Set down the records below without any change, starting at the beginning of the records and ending at the line that contains "group-label: G65 xyxy=(785,635,804,646)", with both of those included.

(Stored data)
-- Begin --

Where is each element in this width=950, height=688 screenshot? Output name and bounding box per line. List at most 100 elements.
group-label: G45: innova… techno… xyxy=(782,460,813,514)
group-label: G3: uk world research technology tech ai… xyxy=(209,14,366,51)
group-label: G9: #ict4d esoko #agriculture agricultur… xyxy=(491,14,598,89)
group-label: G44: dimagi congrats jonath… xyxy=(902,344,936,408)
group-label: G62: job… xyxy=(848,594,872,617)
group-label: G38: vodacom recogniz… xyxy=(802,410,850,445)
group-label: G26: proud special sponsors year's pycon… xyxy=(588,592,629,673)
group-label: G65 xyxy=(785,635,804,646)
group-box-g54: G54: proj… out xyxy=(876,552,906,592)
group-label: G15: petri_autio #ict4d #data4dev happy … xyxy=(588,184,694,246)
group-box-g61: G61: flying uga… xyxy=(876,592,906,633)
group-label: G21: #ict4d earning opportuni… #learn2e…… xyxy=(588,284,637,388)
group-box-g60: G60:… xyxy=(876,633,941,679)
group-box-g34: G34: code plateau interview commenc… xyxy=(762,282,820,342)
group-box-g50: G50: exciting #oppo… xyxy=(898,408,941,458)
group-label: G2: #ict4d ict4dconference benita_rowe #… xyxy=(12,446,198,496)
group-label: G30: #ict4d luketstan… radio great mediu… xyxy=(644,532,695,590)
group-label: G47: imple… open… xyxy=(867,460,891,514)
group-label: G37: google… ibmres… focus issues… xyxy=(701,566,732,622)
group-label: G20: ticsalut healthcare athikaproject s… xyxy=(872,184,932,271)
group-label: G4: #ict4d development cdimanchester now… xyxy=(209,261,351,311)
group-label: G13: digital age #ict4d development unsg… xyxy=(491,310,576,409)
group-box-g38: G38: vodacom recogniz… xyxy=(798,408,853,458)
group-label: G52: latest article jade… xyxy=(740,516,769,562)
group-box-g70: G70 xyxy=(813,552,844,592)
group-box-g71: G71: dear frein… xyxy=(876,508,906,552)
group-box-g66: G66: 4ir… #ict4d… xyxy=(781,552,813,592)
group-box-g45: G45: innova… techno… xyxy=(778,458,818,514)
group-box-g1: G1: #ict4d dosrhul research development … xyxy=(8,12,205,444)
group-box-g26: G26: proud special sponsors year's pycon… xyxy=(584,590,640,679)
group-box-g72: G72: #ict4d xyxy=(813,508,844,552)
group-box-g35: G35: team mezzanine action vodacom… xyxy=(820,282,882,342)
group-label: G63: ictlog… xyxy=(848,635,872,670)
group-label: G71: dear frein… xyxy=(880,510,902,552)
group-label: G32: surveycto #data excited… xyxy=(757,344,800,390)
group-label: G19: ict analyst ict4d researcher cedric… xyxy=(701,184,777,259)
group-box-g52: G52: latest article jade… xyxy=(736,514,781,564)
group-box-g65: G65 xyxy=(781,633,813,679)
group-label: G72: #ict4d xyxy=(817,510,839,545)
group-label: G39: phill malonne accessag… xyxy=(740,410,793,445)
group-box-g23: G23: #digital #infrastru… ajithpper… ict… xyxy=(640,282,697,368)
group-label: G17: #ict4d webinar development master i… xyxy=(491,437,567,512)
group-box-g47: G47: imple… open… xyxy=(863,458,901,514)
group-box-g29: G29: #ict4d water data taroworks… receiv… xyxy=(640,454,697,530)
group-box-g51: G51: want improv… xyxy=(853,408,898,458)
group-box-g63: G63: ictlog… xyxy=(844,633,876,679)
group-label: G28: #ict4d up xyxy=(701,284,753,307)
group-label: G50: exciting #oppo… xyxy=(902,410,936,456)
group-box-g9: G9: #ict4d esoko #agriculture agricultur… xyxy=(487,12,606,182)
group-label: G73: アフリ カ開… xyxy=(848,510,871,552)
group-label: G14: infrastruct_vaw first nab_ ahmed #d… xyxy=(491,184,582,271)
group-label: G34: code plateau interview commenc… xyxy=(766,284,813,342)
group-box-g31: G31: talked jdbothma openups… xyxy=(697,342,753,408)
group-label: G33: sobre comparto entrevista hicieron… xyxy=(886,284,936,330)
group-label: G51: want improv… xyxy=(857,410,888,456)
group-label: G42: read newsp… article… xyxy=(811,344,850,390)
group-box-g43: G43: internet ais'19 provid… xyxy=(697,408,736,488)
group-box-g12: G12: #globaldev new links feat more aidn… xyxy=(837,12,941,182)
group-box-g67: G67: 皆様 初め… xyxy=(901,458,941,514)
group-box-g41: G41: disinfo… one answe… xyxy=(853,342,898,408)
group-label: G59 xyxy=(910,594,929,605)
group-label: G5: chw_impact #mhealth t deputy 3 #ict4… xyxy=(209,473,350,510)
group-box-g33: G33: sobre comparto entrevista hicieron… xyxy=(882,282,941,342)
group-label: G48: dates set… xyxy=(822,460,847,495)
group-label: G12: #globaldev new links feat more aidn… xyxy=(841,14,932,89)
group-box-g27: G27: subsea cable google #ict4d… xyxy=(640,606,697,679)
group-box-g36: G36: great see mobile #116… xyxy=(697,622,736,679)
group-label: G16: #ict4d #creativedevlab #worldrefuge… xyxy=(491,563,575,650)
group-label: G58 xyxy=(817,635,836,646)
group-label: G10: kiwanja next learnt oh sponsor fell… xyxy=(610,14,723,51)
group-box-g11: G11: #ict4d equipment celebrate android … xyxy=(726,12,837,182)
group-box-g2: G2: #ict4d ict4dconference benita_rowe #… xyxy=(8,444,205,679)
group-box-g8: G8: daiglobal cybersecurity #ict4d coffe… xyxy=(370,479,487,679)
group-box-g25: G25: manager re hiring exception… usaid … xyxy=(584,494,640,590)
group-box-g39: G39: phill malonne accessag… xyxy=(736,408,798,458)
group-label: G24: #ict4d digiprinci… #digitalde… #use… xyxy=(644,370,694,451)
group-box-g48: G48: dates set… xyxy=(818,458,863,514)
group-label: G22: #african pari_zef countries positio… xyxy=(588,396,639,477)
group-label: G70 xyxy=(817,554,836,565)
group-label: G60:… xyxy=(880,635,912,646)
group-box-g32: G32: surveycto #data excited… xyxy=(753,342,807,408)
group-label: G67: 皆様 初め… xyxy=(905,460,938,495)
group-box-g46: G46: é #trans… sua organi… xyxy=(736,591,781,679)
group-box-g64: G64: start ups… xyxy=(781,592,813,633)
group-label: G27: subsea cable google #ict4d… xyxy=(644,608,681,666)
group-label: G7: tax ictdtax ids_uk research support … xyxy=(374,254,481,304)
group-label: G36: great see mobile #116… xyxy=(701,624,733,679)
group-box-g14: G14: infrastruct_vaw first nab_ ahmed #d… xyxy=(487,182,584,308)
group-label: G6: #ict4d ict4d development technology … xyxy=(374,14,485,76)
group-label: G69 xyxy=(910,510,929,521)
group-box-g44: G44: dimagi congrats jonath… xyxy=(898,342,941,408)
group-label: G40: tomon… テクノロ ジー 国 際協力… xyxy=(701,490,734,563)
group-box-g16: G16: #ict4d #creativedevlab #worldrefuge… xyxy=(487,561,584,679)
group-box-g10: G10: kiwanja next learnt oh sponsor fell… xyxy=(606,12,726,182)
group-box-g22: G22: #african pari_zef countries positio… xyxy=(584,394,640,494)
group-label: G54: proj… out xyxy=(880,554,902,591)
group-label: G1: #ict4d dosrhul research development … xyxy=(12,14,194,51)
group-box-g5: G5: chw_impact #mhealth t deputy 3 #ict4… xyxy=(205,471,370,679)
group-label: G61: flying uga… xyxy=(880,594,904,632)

-- End --

**ANSWER TO THIS EXERCISE**
Where is each element in this width=950, height=688 screenshot? Output name and bounding box per line. List at most 100 elements.
group-label: G45: innova… techno… xyxy=(782,460,813,514)
group-label: G3: uk world research technology tech ai… xyxy=(209,14,366,51)
group-label: G9: #ict4d esoko #agriculture agricultur… xyxy=(491,14,598,89)
group-label: G44: dimagi congrats jonath… xyxy=(902,344,936,408)
group-label: G62: job… xyxy=(848,594,872,617)
group-label: G38: vodacom recogniz… xyxy=(802,410,850,445)
group-label: G26: proud special sponsors year's pycon… xyxy=(588,592,629,673)
group-label: G65 xyxy=(785,635,804,646)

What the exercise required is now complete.